**Task material:**
+++++
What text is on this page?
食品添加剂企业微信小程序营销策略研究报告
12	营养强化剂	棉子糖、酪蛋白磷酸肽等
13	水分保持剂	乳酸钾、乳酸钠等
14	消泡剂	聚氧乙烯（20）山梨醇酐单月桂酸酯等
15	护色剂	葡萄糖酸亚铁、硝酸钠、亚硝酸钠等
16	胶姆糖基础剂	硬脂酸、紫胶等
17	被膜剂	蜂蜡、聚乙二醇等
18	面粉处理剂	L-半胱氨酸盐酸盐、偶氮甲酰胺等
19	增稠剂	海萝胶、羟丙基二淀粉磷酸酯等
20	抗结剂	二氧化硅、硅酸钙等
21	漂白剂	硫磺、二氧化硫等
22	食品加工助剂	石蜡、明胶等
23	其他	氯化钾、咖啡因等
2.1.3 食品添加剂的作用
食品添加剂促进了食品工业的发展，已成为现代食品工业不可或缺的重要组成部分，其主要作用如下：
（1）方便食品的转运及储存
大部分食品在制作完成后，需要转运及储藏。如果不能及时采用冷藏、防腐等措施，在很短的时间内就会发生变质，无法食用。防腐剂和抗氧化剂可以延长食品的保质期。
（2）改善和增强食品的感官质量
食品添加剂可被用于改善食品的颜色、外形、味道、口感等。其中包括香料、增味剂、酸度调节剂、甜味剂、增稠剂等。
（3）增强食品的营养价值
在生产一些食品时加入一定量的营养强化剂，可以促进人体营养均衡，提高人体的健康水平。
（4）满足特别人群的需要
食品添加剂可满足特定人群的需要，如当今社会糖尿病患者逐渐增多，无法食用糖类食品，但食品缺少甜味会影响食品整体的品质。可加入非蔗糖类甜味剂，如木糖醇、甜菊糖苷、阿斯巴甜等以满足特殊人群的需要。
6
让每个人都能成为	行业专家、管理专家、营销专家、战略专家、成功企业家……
+++++
**Task directions:** From the listing above, reproduce all the lines exactly.

**Answer to the task:**
What text is on this page?
食品添加剂企业微信小程序营销策略研究报告
12	营养强化剂	棉子糖、酪蛋白磷酸肽等
13	水分保持剂	乳酸钾、乳酸钠等
14	消泡剂	聚氧乙烯（20）山梨醇酐单月桂酸酯等
15	护色剂	葡萄糖酸亚铁、硝酸钠、亚硝酸钠等
16	胶姆糖基础剂	硬脂酸、紫胶等
17	被膜剂	蜂蜡、聚乙二醇等
18	面粉处理剂	L-半胱氨酸盐酸盐、偶氮甲酰胺等
19	增稠剂	海萝胶、羟丙基二淀粉磷酸酯等
20	抗结剂	二氧化硅、硅酸钙等
21	漂白剂	硫磺、二氧化硫等
22	食品加工助剂	石蜡、明胶等
23	其他	氯化钾、咖啡因等
2.1.3 食品添加剂的作用
食品添加剂促进了食品工业的发展，已成为现代食品工业不可或缺的重要组成部分，其主要作用如下：
（1）方便食品的转运及储存
大部分食品在制作完成后，需要转运及储藏。如果不能及时采用冷藏、防腐等措施，在很短的时间内就会发生变质，无法食用。防腐剂和抗氧化剂可以延长食品的保质期。
（2）改善和增强食品的感官质量
食品添加剂可被用于改善食品的颜色、外形、味道、口感等。其中包括香料、增味剂、酸度调节剂、甜味剂、增稠剂等。
（3）增强食品的营养价值
在生产一些食品时加入一定量的营养强化剂，可以促进人体营养均衡，提高人体的健康水平。
（4）满足特别人群的需要
食品添加剂可满足特定人群的需要，如当今社会糖尿病患者逐渐增多，无法食用糖类食品，但食品缺少甜味会影响食品整体的品质。可加入非蔗糖类甜味剂，如木糖醇、甜菊糖苷、阿斯巴甜等以满足特殊人群的需要。
6
让每个人都能成为	行业专家、管理专家、营销专家、战略专家、成功企业家……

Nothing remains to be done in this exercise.